## Task inputs
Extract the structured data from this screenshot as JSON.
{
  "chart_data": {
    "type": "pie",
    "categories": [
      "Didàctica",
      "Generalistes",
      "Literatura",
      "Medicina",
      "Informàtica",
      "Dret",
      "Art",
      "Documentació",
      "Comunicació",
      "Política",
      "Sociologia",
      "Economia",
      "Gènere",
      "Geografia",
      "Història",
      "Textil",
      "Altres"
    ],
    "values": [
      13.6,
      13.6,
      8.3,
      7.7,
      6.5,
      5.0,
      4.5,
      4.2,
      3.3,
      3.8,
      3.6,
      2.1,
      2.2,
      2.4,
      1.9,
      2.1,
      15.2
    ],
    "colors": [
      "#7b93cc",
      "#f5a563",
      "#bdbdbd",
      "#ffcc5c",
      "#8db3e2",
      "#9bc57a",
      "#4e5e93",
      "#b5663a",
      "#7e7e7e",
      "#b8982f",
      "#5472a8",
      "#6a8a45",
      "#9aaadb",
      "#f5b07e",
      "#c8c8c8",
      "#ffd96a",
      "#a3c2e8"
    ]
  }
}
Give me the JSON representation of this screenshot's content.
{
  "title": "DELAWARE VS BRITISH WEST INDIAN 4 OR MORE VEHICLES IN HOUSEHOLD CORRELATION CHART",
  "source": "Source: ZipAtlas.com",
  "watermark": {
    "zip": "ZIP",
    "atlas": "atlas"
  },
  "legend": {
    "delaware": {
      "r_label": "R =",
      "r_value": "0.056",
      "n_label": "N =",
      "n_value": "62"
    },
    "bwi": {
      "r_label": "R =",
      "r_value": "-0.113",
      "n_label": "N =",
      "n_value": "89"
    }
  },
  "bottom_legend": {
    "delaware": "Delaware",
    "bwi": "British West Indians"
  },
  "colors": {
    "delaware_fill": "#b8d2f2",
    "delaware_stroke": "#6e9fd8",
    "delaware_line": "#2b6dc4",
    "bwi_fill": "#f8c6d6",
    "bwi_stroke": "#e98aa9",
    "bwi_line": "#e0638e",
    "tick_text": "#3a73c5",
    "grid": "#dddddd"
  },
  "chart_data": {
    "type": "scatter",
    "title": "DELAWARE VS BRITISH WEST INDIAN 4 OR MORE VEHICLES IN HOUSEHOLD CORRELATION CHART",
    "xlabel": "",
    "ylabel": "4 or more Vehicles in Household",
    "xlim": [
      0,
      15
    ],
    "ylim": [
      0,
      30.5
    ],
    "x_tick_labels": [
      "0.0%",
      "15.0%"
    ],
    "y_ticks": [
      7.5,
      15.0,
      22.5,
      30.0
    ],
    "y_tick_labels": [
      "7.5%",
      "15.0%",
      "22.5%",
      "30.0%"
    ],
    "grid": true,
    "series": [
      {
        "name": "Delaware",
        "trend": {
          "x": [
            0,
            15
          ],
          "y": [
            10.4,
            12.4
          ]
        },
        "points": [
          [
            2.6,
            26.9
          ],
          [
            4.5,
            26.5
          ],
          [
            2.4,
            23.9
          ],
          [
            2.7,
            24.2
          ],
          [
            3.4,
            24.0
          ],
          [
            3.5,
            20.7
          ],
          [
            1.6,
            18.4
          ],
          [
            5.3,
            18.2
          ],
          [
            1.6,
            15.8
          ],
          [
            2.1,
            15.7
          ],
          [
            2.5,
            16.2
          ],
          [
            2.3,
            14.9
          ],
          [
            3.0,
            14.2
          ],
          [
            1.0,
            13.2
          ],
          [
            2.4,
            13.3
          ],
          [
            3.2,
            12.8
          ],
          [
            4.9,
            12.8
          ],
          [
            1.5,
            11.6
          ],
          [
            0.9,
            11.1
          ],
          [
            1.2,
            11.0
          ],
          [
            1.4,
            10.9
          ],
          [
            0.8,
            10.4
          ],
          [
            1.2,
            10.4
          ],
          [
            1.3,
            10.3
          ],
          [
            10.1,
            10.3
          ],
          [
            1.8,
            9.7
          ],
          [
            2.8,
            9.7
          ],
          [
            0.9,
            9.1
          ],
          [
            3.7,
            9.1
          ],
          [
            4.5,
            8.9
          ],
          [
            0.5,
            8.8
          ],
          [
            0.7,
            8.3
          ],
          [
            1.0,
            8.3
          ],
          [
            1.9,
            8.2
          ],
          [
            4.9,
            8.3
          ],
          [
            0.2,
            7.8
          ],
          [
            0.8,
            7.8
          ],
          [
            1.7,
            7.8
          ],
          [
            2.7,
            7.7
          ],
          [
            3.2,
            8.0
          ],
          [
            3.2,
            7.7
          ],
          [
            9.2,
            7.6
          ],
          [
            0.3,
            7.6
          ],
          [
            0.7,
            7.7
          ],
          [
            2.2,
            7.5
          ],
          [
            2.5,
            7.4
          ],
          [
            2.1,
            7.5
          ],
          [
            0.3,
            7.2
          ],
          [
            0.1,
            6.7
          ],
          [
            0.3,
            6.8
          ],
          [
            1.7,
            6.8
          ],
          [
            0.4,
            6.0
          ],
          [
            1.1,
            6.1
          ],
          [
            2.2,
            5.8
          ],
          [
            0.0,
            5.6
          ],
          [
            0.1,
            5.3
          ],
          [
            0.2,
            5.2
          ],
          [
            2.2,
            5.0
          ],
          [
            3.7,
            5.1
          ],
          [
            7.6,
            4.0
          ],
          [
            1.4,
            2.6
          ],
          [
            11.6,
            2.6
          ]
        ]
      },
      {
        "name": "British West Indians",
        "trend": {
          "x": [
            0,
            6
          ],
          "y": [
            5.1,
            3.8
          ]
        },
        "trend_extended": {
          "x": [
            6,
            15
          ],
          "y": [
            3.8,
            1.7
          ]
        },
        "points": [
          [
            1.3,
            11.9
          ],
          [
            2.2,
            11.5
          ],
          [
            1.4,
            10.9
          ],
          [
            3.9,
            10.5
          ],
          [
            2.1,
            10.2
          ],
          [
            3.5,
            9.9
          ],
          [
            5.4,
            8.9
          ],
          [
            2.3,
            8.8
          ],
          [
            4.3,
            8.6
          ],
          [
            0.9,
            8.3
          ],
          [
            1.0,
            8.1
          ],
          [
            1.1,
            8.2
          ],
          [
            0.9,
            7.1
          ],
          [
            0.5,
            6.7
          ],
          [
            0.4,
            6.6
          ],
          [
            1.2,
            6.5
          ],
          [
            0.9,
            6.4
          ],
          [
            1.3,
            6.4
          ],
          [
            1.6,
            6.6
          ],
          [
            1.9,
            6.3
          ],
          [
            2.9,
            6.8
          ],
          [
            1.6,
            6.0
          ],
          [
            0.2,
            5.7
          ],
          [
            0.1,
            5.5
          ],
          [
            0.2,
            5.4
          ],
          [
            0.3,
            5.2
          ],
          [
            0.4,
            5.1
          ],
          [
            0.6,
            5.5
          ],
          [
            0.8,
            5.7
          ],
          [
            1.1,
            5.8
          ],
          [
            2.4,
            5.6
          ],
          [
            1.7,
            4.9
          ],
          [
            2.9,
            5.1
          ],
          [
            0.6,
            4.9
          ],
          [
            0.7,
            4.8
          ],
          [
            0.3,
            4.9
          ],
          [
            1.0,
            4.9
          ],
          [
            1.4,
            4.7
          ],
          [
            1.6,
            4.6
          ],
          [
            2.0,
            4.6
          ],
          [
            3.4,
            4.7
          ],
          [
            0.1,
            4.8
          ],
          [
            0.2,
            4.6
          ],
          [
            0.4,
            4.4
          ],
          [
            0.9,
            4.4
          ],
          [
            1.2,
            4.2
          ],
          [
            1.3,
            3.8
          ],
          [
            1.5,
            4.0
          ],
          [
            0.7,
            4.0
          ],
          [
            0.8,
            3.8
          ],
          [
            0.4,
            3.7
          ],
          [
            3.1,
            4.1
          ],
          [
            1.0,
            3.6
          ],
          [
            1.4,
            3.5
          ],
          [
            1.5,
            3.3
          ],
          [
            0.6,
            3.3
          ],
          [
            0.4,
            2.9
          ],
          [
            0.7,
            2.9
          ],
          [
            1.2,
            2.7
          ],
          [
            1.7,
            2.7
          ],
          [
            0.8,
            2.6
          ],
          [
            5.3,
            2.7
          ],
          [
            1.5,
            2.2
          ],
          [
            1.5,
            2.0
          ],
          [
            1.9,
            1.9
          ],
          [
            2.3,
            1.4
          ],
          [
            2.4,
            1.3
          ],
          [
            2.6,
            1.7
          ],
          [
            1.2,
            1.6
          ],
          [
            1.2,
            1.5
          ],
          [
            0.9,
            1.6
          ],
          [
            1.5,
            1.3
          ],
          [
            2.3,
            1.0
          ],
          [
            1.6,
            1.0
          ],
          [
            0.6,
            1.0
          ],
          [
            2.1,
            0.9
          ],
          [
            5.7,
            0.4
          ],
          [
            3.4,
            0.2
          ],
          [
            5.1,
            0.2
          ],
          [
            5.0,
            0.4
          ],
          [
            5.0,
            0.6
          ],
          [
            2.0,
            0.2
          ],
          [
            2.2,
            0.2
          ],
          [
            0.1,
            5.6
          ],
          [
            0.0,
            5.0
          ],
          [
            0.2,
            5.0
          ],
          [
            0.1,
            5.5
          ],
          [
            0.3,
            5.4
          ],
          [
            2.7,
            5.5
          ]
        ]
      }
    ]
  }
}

## Exercise description
Pick out the lines above containing the word "CORRELATION", then copy them.

## Written answer
  "title": "DELAWARE VS BRITISH WEST INDIAN 4 OR MORE VEHICLES IN HOUSEHOLD CORRELATION CHART",
    "title": "DELAWARE VS BRITISH WEST INDIAN 4 OR MORE VEHICLES IN HOUSEHOLD CORRELATION CHART",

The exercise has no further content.